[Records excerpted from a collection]
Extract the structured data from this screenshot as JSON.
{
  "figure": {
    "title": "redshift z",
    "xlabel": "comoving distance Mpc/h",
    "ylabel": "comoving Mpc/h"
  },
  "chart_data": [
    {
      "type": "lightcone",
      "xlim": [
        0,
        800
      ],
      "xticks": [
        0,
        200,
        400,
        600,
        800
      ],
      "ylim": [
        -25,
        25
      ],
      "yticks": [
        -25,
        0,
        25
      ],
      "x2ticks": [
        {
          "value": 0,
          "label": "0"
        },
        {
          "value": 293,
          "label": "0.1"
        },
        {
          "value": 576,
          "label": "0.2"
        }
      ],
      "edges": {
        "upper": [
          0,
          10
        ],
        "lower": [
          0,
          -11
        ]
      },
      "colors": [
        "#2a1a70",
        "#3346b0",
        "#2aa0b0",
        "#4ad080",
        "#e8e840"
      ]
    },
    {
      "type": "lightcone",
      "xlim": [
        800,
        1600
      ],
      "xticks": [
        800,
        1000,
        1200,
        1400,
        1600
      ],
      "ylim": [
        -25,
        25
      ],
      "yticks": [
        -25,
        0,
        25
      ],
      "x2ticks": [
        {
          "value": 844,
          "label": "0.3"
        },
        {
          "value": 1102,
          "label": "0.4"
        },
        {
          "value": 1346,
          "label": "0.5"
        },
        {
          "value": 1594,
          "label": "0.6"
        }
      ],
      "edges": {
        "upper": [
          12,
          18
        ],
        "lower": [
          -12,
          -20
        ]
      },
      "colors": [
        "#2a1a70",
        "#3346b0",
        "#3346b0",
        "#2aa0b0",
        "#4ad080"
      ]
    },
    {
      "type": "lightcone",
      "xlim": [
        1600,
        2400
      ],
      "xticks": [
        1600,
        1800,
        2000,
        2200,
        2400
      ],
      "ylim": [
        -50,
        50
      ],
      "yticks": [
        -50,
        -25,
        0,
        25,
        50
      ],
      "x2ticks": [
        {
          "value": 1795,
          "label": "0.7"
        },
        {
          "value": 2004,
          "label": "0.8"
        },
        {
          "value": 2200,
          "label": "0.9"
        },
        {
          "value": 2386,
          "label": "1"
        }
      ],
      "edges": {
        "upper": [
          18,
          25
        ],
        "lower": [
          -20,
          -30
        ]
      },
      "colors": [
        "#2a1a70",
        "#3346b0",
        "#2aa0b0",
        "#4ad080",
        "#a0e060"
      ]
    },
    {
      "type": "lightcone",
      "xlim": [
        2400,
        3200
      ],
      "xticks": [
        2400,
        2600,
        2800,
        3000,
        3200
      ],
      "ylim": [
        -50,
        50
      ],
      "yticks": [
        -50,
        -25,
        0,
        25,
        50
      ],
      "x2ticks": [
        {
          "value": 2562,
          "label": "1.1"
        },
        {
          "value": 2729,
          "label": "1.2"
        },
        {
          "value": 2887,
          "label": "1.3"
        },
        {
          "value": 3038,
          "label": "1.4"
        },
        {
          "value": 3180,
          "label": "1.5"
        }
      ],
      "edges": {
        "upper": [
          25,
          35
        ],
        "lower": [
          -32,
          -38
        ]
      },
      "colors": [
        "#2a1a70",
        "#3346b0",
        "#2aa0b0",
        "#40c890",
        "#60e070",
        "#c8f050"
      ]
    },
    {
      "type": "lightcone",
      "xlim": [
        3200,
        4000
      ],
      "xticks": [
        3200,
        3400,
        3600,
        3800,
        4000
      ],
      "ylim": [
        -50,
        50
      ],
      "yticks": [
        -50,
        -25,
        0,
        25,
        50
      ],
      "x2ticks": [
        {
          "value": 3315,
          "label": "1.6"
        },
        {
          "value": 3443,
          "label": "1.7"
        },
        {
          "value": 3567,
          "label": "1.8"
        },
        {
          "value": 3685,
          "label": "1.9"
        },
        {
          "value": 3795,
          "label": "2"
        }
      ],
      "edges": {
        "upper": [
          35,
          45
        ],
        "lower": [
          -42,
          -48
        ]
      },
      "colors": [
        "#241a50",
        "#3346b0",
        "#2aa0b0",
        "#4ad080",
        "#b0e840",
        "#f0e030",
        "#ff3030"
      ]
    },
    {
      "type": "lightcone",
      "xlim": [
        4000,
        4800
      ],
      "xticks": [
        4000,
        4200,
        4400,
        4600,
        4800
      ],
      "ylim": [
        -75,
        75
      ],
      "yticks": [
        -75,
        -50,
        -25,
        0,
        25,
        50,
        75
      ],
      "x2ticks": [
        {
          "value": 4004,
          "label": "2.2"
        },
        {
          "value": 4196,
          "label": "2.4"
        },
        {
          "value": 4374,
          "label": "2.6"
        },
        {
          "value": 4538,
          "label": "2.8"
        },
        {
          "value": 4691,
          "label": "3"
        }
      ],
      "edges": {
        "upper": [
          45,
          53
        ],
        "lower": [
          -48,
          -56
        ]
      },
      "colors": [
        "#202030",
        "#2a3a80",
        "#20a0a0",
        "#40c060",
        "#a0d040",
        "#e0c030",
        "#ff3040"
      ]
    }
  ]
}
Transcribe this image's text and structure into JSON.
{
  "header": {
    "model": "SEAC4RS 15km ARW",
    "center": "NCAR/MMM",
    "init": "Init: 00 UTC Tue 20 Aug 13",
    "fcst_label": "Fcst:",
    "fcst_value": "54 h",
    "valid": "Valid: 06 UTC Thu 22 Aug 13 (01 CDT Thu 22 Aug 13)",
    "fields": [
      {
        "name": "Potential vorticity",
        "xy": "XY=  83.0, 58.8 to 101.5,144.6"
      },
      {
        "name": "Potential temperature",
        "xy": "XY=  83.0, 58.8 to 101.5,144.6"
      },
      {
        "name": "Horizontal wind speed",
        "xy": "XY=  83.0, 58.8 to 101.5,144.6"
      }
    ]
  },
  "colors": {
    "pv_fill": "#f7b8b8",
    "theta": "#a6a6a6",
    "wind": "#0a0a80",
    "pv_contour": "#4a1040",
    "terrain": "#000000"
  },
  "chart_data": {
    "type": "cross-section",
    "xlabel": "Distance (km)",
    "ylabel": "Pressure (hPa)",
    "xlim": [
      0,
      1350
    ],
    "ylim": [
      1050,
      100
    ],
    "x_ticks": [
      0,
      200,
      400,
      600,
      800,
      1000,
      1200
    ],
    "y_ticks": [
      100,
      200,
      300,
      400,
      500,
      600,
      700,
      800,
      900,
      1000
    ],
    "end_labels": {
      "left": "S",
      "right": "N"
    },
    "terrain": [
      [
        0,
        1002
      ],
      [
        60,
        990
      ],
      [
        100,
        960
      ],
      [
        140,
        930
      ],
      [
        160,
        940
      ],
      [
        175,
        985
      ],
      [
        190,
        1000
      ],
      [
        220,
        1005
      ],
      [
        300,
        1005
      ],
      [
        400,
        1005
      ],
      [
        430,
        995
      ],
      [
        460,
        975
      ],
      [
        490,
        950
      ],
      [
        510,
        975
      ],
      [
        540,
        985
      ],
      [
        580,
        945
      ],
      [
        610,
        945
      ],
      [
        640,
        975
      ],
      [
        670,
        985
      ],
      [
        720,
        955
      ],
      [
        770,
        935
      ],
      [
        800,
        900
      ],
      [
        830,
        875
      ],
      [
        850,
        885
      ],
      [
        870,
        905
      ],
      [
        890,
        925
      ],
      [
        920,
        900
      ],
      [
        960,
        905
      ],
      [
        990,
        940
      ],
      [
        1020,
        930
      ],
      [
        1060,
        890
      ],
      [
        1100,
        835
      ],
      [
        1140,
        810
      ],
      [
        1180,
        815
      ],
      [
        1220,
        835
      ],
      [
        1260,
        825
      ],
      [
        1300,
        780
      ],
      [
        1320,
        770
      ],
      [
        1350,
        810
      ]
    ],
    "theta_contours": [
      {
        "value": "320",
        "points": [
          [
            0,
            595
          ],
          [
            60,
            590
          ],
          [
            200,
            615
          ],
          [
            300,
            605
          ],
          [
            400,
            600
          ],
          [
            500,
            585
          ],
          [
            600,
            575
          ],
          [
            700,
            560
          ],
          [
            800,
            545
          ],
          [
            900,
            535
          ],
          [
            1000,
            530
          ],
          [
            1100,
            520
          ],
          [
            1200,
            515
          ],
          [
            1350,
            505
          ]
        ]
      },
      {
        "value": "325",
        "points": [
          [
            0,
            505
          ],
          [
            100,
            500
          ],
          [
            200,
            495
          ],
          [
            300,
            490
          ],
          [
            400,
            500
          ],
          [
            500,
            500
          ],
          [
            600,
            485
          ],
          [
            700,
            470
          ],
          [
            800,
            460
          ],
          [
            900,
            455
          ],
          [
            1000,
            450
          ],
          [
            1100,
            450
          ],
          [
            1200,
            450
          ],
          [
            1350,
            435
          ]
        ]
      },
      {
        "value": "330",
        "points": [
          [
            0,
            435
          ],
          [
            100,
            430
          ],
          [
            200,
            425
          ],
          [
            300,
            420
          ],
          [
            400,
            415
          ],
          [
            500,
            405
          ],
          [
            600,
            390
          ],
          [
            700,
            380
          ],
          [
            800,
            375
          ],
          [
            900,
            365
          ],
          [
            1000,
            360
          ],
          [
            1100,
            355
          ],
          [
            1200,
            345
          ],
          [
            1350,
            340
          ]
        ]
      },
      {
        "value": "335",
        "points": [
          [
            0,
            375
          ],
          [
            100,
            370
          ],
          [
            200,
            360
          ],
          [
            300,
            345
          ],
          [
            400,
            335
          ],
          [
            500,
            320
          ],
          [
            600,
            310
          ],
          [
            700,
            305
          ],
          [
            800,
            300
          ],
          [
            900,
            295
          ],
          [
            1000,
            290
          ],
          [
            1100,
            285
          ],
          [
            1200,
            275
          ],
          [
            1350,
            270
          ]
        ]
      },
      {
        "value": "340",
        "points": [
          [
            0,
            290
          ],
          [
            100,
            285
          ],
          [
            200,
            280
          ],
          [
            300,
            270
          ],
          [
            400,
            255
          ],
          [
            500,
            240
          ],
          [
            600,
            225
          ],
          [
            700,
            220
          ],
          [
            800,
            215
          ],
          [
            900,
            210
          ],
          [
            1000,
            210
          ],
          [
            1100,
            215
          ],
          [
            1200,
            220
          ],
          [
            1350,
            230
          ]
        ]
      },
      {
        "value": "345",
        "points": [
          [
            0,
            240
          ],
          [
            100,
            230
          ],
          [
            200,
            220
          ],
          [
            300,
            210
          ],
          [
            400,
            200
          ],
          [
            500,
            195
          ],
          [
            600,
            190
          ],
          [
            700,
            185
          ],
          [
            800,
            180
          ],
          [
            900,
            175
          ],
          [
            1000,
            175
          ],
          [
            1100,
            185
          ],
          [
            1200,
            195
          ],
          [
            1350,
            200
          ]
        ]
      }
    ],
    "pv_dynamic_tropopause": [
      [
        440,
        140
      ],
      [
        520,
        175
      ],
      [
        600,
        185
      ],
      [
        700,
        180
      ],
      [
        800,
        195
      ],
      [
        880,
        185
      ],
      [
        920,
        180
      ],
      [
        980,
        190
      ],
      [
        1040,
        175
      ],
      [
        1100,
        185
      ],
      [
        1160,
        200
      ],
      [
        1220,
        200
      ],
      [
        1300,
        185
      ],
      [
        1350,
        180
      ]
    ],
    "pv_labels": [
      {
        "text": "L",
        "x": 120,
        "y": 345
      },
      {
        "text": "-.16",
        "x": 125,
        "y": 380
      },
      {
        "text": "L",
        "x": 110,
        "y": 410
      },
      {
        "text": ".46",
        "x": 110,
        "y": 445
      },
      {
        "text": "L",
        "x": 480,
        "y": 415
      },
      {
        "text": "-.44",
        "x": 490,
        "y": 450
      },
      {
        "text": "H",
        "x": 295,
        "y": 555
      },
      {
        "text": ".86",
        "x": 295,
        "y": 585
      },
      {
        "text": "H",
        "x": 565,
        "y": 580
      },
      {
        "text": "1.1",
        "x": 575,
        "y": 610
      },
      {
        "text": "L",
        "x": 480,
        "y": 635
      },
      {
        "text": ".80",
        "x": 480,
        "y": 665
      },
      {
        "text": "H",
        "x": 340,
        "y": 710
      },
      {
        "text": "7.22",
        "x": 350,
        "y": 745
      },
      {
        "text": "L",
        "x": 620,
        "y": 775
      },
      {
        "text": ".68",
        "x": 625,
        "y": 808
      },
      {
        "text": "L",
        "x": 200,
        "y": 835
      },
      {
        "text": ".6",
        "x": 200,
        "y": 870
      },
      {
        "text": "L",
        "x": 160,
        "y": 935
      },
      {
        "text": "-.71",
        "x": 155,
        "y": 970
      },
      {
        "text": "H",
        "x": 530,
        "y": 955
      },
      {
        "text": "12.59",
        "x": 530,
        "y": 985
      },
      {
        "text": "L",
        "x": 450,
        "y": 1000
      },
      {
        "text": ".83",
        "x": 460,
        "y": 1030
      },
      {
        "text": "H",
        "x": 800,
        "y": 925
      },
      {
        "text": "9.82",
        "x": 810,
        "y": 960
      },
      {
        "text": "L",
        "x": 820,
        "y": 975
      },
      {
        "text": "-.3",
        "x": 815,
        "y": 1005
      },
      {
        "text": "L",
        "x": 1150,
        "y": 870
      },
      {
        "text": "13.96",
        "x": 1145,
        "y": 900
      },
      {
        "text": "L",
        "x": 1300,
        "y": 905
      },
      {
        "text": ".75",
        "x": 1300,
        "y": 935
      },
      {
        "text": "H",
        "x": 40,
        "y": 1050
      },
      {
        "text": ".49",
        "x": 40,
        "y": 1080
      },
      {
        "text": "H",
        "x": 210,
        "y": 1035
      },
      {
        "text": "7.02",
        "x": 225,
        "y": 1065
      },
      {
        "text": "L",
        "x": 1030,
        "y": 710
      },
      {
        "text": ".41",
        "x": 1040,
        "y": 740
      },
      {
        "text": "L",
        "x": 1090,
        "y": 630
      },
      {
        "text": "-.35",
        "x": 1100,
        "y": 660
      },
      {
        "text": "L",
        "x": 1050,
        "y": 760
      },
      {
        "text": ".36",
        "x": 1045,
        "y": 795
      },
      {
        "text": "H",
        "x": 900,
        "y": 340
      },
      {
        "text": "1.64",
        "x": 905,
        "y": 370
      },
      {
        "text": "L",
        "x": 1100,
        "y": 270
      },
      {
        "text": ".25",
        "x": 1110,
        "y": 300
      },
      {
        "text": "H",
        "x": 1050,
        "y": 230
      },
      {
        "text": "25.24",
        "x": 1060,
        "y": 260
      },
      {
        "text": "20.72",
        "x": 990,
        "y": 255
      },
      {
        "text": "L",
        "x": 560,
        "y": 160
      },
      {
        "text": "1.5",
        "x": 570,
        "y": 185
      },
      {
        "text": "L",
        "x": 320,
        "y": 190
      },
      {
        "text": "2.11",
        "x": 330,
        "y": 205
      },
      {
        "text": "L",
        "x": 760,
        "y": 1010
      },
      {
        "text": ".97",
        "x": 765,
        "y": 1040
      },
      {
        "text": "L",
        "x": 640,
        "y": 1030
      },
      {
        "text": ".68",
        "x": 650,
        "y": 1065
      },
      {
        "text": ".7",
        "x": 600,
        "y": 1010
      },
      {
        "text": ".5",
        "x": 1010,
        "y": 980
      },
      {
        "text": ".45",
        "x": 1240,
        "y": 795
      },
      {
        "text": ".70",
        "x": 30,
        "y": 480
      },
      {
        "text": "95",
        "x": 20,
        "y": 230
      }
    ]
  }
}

= What is required =
Reproduce each line holding the word "comoving".

= Written answer =
    "xlabel": "comoving distance Mpc/h",
    "ylabel": "comoving Mpc/h"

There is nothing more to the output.